_Aim_
In the passage below about the 1958 album Ricky Nelson, which song is identified as Ricky Nelson's first composition?

_Document excerpt_
● ● ● ● ● ● ●

Ricky Nelson is the second album by teen idol Ricky Nelson, released in 1958. The album charted in the Top 10 on the Billboard album charts, and has since been re-issued on iTunes.

Musical content
The album contained Ricky Nelson's first composition, "Don't Leave Me This Way", and a track written by his lead guitarist James Burton along with bass player James Kirkland called "There Goes My Baby". The album also included a cover of Fats Domino's "I'm in Love Again", along with a cover of Roy Orbison's "Down the Line". Also included were covers of then-recent hits and older songs updated for his style.  The Jordanaires provide backing vocals.

● ● ● ● ● ● ●

_Given data_
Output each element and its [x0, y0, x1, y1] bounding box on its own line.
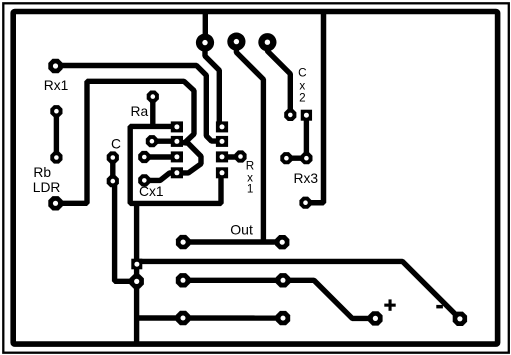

● ● ● ● ● ● ●

_Correct result_
"Don't Leave Me This Way"